Source data
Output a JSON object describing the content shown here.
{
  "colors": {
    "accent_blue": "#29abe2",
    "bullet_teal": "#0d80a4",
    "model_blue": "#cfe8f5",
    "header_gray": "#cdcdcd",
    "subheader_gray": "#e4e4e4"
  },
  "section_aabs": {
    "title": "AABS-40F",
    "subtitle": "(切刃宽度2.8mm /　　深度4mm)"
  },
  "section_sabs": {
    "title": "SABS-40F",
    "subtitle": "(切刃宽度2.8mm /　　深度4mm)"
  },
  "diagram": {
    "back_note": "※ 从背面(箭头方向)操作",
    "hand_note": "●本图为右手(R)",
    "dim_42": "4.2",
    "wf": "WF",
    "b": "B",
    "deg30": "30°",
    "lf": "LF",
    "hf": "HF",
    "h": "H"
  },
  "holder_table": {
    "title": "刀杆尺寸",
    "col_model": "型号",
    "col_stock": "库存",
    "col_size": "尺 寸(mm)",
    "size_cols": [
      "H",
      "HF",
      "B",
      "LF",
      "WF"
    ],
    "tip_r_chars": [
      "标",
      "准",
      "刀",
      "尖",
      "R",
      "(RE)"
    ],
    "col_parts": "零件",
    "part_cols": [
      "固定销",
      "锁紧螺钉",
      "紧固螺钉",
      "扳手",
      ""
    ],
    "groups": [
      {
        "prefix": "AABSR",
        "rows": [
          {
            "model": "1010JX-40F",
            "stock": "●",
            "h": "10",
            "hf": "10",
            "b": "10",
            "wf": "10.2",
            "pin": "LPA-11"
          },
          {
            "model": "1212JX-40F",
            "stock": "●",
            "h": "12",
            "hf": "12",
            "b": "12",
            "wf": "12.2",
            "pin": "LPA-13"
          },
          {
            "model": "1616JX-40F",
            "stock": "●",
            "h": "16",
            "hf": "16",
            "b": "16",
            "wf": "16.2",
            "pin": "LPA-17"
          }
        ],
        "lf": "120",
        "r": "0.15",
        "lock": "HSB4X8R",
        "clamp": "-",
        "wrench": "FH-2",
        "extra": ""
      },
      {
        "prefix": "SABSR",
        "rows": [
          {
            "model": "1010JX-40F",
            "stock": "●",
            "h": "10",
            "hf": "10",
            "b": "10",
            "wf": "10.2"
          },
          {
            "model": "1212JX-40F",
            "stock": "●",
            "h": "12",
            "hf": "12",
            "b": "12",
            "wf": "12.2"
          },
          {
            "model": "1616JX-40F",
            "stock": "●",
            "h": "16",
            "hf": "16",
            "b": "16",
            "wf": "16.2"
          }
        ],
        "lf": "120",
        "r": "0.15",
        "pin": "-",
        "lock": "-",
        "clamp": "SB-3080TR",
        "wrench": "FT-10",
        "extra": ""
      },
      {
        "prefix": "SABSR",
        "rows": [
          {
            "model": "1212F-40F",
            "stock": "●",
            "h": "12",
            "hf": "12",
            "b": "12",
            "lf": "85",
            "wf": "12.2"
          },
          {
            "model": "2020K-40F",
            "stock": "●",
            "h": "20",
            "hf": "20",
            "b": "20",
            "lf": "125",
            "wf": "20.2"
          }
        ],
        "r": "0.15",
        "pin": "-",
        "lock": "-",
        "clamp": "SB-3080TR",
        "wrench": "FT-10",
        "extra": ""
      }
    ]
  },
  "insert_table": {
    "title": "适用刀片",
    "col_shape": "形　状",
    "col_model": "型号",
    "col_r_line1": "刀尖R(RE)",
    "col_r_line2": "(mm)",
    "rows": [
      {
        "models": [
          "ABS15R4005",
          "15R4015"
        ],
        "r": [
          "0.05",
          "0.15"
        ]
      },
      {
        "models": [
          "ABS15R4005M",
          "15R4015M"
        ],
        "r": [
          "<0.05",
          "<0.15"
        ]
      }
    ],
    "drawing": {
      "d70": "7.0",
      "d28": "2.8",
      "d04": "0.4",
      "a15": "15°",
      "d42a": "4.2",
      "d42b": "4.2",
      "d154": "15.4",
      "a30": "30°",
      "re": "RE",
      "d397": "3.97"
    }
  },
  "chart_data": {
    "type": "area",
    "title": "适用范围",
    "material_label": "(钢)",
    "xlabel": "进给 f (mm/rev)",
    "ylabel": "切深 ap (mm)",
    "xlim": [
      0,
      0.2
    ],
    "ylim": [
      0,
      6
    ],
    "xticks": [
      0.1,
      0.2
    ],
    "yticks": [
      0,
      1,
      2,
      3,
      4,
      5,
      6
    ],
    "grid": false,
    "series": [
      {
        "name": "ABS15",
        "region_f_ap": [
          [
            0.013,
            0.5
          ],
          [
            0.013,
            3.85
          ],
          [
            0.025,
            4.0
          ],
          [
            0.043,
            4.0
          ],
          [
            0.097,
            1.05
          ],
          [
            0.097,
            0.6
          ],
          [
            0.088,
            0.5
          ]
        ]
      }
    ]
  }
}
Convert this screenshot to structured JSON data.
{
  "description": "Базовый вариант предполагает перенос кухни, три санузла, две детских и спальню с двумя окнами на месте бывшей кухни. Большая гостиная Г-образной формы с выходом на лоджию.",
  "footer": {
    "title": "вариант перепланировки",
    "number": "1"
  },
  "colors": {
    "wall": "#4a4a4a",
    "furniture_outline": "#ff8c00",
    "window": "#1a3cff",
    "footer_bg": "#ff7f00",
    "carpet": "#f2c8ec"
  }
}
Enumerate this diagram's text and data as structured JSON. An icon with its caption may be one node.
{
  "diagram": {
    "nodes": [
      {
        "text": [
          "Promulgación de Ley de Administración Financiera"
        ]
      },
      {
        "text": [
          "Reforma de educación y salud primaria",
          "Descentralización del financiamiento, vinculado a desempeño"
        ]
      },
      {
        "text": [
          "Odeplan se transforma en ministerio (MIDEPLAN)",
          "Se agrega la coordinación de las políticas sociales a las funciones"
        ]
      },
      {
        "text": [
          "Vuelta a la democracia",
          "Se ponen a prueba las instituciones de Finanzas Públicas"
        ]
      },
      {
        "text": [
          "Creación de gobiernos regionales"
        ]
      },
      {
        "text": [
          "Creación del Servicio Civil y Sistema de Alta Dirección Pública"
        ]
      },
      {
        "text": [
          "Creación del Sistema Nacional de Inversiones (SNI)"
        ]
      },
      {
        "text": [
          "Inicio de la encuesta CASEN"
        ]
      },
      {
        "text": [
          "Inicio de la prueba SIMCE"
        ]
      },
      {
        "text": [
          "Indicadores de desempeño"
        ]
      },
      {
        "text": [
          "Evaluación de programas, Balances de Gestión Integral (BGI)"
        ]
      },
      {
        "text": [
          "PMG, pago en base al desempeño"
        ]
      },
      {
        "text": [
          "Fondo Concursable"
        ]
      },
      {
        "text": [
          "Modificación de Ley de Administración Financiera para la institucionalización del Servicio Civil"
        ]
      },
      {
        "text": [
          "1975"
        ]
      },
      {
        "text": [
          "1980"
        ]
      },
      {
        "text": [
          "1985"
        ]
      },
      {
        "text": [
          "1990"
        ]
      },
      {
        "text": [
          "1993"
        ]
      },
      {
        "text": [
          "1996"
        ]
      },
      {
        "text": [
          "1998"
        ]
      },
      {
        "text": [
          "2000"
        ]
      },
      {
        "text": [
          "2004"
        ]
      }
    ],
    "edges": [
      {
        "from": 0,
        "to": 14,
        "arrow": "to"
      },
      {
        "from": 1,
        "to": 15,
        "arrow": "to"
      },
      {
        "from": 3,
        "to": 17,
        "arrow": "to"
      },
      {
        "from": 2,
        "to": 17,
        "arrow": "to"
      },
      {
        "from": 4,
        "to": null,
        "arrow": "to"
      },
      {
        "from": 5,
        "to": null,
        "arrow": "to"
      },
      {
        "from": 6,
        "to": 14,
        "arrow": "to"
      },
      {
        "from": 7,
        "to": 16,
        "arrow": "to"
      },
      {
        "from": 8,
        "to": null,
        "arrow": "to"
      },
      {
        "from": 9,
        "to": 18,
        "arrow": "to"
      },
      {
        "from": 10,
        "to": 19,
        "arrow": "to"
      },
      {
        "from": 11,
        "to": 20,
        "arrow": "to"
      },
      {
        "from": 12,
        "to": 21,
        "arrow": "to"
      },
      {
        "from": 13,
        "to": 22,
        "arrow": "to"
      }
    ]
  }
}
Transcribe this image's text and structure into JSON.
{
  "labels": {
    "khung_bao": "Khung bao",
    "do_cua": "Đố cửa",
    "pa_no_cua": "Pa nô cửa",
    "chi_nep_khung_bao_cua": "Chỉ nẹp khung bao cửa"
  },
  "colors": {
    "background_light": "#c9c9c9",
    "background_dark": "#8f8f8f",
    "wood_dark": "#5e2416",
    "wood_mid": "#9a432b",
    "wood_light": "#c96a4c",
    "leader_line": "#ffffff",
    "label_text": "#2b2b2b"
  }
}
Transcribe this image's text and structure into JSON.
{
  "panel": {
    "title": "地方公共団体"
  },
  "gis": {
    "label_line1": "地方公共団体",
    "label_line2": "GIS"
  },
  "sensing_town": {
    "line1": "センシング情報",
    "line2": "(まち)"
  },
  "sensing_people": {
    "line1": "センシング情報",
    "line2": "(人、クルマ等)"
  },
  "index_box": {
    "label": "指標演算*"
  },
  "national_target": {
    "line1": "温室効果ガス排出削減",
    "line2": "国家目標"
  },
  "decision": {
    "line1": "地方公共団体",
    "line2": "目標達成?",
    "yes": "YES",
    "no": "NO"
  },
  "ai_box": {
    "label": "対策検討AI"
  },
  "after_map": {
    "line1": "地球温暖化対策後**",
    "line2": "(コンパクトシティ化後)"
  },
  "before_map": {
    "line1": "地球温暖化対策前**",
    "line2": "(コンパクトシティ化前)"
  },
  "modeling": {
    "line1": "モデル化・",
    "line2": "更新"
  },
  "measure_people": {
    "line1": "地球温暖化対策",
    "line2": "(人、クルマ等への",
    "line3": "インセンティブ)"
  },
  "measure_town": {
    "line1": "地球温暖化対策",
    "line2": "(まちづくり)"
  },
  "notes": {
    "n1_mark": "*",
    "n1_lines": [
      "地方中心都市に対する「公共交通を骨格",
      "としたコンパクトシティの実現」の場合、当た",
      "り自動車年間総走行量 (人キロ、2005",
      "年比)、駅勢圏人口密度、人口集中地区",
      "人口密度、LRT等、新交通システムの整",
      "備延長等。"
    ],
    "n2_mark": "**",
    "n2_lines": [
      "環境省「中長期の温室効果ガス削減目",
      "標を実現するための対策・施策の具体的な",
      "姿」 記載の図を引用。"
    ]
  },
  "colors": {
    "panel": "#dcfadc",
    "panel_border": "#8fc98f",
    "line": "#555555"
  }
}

● **Short task**:
Pick out every line above that contains the word "Sistema" and copy it.

● **Response to this task**:
          "Creación del Servicio Civil y Sistema de Alta Dirección Pública"
          "Creación del Sistema Nacional de Inversiones (SNI)"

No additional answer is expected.